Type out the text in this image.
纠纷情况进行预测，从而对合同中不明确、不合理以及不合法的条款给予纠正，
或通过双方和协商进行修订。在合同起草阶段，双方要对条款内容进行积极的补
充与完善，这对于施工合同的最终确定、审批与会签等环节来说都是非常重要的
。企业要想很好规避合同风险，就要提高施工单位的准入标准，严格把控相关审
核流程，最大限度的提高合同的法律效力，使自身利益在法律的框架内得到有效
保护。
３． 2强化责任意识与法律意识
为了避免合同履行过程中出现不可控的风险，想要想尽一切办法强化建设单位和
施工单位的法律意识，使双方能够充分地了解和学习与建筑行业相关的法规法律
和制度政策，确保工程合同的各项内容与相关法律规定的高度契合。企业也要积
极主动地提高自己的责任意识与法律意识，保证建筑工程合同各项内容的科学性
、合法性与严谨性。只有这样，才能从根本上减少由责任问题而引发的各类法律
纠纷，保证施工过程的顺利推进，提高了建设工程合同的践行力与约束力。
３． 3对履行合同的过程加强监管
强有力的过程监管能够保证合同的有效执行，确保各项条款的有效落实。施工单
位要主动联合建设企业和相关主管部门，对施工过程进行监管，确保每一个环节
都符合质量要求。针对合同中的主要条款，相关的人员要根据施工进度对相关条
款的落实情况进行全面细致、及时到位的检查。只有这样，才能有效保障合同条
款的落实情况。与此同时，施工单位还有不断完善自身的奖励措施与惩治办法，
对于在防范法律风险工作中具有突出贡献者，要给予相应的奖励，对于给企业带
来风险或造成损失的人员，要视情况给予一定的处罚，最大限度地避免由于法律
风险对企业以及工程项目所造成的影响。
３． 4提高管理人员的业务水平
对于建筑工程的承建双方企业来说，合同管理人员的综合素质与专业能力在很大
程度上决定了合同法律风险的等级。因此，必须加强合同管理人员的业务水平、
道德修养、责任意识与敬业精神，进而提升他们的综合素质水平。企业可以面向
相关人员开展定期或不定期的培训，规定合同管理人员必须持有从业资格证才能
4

□ □ □

Short problem:
Retype the data in full and match it exactly.

Solution to this task:
Type out the text in this image.
纠纷情况进行预测，从而对合同中不明确、不合理以及不合法的条款给予纠正，
或通过双方和协商进行修订。在合同起草阶段，双方要对条款内容进行积极的补
充与完善，这对于施工合同的最终确定、审批与会签等环节来说都是非常重要的
。企业要想很好规避合同风险，就要提高施工单位的准入标准，严格把控相关审
核流程，最大限度的提高合同的法律效力，使自身利益在法律的框架内得到有效
保护。
３． 2强化责任意识与法律意识
为了避免合同履行过程中出现不可控的风险，想要想尽一切办法强化建设单位和
施工单位的法律意识，使双方能够充分地了解和学习与建筑行业相关的法规法律
和制度政策，确保工程合同的各项内容与相关法律规定的高度契合。企业也要积
极主动地提高自己的责任意识与法律意识，保证建筑工程合同各项内容的科学性
、合法性与严谨性。只有这样，才能从根本上减少由责任问题而引发的各类法律
纠纷，保证施工过程的顺利推进，提高了建设工程合同的践行力与约束力。
３． 3对履行合同的过程加强监管
强有力的过程监管能够保证合同的有效执行，确保各项条款的有效落实。施工单
位要主动联合建设企业和相关主管部门，对施工过程进行监管，确保每一个环节
都符合质量要求。针对合同中的主要条款，相关的人员要根据施工进度对相关条
款的落实情况进行全面细致、及时到位的检查。只有这样，才能有效保障合同条
款的落实情况。与此同时，施工单位还有不断完善自身的奖励措施与惩治办法，
对于在防范法律风险工作中具有突出贡献者，要给予相应的奖励，对于给企业带
来风险或造成损失的人员，要视情况给予一定的处罚，最大限度地避免由于法律
风险对企业以及工程项目所造成的影响。
３． 4提高管理人员的业务水平
对于建筑工程的承建双方企业来说，合同管理人员的综合素质与专业能力在很大
程度上决定了合同法律风险的等级。因此，必须加强合同管理人员的业务水平、
道德修养、责任意识与敬业精神，进而提升他们的综合素质水平。企业可以面向
相关人员开展定期或不定期的培训，规定合同管理人员必须持有从业资格证才能
4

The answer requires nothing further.